# To be done
Take every line from the listing below that includes "المغيرة" and copy it.

# Provided data

- - - - -

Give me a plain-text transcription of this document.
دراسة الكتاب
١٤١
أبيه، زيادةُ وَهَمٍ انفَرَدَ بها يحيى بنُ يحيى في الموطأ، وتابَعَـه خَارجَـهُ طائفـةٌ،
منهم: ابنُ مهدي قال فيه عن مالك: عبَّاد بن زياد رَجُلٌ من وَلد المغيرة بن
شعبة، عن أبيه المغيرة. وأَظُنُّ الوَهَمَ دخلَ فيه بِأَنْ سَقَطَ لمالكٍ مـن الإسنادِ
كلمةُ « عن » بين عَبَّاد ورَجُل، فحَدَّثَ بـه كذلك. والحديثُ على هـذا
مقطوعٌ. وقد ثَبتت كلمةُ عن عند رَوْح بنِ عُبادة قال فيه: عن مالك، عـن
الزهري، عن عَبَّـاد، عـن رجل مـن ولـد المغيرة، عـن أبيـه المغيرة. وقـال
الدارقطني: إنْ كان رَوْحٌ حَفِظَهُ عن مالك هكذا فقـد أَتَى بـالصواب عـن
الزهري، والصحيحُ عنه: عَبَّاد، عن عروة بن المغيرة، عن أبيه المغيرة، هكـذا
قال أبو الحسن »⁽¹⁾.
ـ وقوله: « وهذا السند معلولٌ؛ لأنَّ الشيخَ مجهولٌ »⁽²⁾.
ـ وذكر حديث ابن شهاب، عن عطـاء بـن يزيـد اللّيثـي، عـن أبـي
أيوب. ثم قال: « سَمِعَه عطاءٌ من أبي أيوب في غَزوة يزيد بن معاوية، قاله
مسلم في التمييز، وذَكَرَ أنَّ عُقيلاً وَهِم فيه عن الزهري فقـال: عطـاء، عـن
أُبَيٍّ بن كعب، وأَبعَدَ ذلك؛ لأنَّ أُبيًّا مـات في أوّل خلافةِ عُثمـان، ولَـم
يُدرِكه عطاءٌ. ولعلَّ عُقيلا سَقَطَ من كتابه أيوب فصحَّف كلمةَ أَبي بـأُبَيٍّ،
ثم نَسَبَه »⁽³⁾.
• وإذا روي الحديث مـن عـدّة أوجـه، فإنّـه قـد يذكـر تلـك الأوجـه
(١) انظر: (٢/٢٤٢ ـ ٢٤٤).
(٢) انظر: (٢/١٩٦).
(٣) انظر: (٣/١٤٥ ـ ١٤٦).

- - - - -

# Task response
منهم: ابنُ مهدي قال فيه عن مالك: عبَّاد بن زياد رَجُلٌ من وَلد المغيرة بن
شعبة، عن أبيه المغيرة. وأَظُنُّ الوَهَمَ دخلَ فيه بِأَنْ سَقَطَ لمالكٍ مـن الإسنادِ
الزهري، عن عَبَّـاد، عـن رجل مـن ولـد المغيرة، عـن أبيـه المغيرة. وقـال
الزهري، والصحيحُ عنه: عَبَّاد، عن عروة بن المغيرة، عن أبيه المغيرة، هكـذا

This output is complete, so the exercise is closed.